>> start Source material

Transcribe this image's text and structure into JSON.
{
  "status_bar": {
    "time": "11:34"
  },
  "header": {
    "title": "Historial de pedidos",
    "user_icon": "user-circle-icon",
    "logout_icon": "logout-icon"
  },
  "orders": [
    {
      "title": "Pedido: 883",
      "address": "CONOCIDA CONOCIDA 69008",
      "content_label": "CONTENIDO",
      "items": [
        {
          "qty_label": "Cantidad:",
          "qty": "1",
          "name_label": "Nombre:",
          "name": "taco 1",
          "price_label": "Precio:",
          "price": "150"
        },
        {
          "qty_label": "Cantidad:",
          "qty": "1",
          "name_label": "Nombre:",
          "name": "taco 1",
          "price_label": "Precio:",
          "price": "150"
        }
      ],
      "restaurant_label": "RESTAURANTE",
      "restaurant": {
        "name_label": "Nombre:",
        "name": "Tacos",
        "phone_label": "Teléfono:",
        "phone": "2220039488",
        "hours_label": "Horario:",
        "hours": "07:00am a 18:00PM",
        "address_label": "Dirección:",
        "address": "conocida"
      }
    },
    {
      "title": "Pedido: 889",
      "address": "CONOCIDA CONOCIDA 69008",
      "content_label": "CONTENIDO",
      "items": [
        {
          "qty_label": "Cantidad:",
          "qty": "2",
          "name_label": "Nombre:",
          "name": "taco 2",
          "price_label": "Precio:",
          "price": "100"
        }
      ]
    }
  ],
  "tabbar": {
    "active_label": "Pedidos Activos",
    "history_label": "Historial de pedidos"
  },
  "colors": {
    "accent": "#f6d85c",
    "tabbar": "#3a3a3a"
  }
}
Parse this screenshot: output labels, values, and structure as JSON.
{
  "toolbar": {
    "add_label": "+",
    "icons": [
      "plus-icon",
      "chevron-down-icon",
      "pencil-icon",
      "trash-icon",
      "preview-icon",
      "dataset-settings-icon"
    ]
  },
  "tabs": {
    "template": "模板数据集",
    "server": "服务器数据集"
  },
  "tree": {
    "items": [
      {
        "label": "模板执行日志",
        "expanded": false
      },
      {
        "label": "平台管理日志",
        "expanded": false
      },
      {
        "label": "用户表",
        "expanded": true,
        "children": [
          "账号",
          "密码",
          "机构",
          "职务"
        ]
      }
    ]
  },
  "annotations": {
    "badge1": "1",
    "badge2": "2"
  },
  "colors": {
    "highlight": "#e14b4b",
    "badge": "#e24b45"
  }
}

>> end Source material

What you have to do: Print again the material above, limited to the lines from the one holding "Parse this screenshot: output" through the last, inclusive.

Answer for the task:
Parse this screenshot: output labels, values, and structure as JSON.
{
  "toolbar": {
    "add_label": "+",
    "icons": [
      "plus-icon",
      "chevron-down-icon",
      "pencil-icon",
      "trash-icon",
      "preview-icon",
      "dataset-settings-icon"
    ]
  },
  "tabs": {
    "template": "模板数据集",
    "server": "服务器数据集"
  },
  "tree": {
    "items": [
      {
        "label": "模板执行日志",
        "expanded": false
      },
      {
        "label": "平台管理日志",
        "expanded": false
      },
      {
        "label": "用户表",
        "expanded": true,
        "children": [
          "账号",
          "密码",
          "机构",
          "职务"
        ]
      }
    ]
  },
  "annotations": {
    "badge1": "1",
    "badge2": "2"
  },
  "colors": {
    "highlight": "#e14b4b",
    "badge": "#e24b45"
  }
}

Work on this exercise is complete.